— begin Records to process —

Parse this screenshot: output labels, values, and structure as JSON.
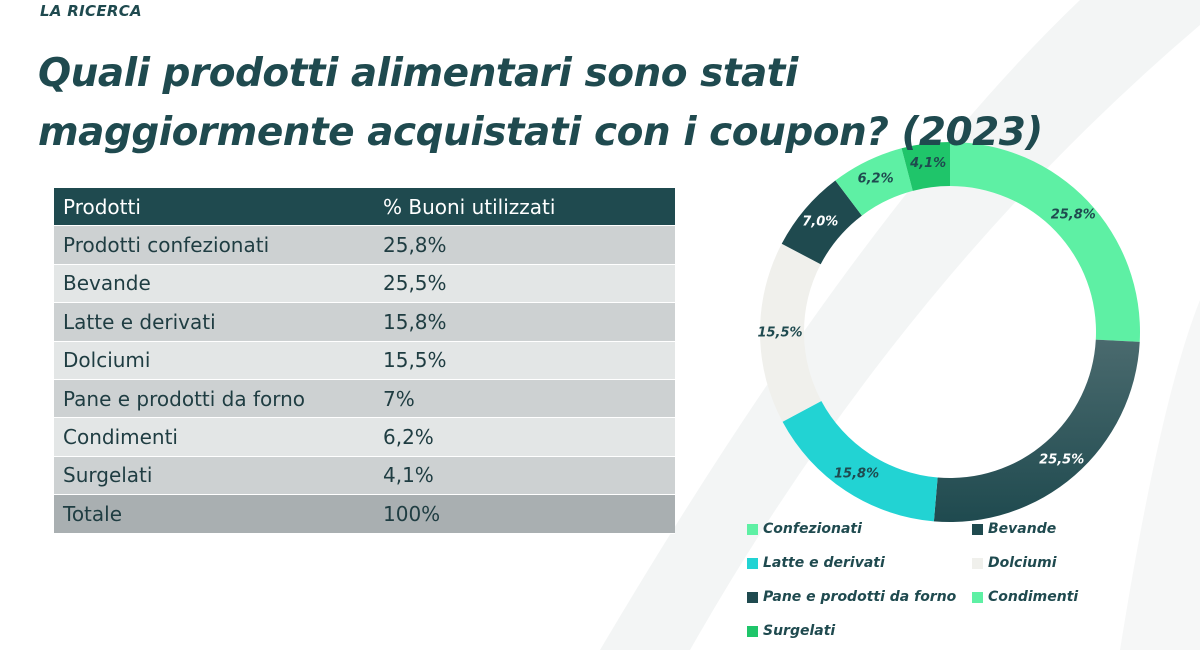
{
  "header": {
    "kicker": "LA RICERCA",
    "title_line1": "Quali prodotti alimentari sono stati",
    "title_line2": "maggiormente acquistati con i coupon? (2023)"
  },
  "table": {
    "headers": [
      "Prodotti",
      "% Buoni utilizzati"
    ],
    "rows": [
      {
        "product": "Prodotti confezionati",
        "percent": "25,8%"
      },
      {
        "product": "Bevande",
        "percent": "25,5%"
      },
      {
        "product": "Latte e derivati",
        "percent": "15,8%"
      },
      {
        "product": "Dolciumi",
        "percent": "15,5%"
      },
      {
        "product": "Pane e prodotti da forno",
        "percent": "7%"
      },
      {
        "product": "Condimenti",
        "percent": "6,2%"
      },
      {
        "product": "Surgelati",
        "percent": "4,1%"
      }
    ],
    "total": {
      "product": "Totale",
      "percent": "100%"
    }
  },
  "chart_data": {
    "type": "pie",
    "donut": true,
    "title": "",
    "categories": [
      "Confezionati",
      "Bevande",
      "Latte e derivati",
      "Dolciumi",
      "Pane e prodotti da forno",
      "Condimenti",
      "Surgelati"
    ],
    "values": [
      25.8,
      25.5,
      15.8,
      15.5,
      7.0,
      6.2,
      4.1
    ],
    "labels": [
      "25,8%",
      "25,5%",
      "15,8%",
      "15,5%",
      "7,0%",
      "6,2%",
      "4,1%"
    ],
    "colors": [
      "#5ef0a4",
      "#1f4a4f",
      "#22d3d3",
      "#f0f0ec",
      "#1f4a4f",
      "#5ef0a4",
      "#1fc56a"
    ],
    "label_colors": [
      "#1f4a4f",
      "#ffffff",
      "#1f4a4f",
      "#1f4a4f",
      "#ffffff",
      "#1f4a4f",
      "#1f4a4f"
    ],
    "legend_position": "bottom",
    "legend": [
      "Confezionati",
      "Bevande",
      "Latte e derivati",
      "Dolciumi",
      "Pane e prodotti da forno",
      "Condimenti",
      "Surgelati"
    ]
  }
}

— end Records to process —

Written problem: Copy the material above exactly and drop the pictures.

Exercise result:
Parse this screenshot: output labels, values, and structure as JSON.
{
  "header": {
    "kicker": "LA RICERCA",
    "title_line1": "Quali prodotti alimentari sono stati",
    "title_line2": "maggiormente acquistati con i coupon? (2023)"
  },
  "table": {
    "headers": [
      "Prodotti",
      "% Buoni utilizzati"
    ],
    "rows": [
      {
        "product": "Prodotti confezionati",
        "percent": "25,8%"
      },
      {
        "product": "Bevande",
        "percent": "25,5%"
      },
      {
        "product": "Latte e derivati",
        "percent": "15,8%"
      },
      {
        "product": "Dolciumi",
        "percent": "15,5%"
      },
      {
        "product": "Pane e prodotti da forno",
        "percent": "7%"
      },
      {
        "product": "Condimenti",
        "percent": "6,2%"
      },
      {
        "product": "Surgelati",
        "percent": "4,1%"
      }
    ],
    "total": {
      "product": "Totale",
      "percent": "100%"
    }
  },
  "chart_data": {
    "type": "pie",
    "donut": true,
    "title": "",
    "categories": [
      "Confezionati",
      "Bevande",
      "Latte e derivati",
      "Dolciumi",
      "Pane e prodotti da forno",
      "Condimenti",
      "Surgelati"
    ],
    "values": [
      25.8,
      25.5,
      15.8,
      15.5,
      7.0,
      6.2,
      4.1
    ],
    "labels": [
      "25,8%",
      "25,5%",
      "15,8%",
      "15,5%",
      "7,0%",
      "6,2%",
      "4,1%"
    ],
    "colors": [
      "#5ef0a4",
      "#1f4a4f",
      "#22d3d3",
      "#f0f0ec",
      "#1f4a4f",
      "#5ef0a4",
      "#1fc56a"
    ],
    "label_colors": [
      "#1f4a4f",
      "#ffffff",
      "#1f4a4f",
      "#1f4a4f",
      "#ffffff",
      "#1f4a4f",
      "#1f4a4f"
    ],
    "legend_position": "bottom",
    "legend": [
      "Confezionati",
      "Bevande",
      "Latte e derivati",
      "Dolciumi",
      "Pane e prodotti da forno",
      "Condimenti",
      "Surgelati"
    ]
  }
}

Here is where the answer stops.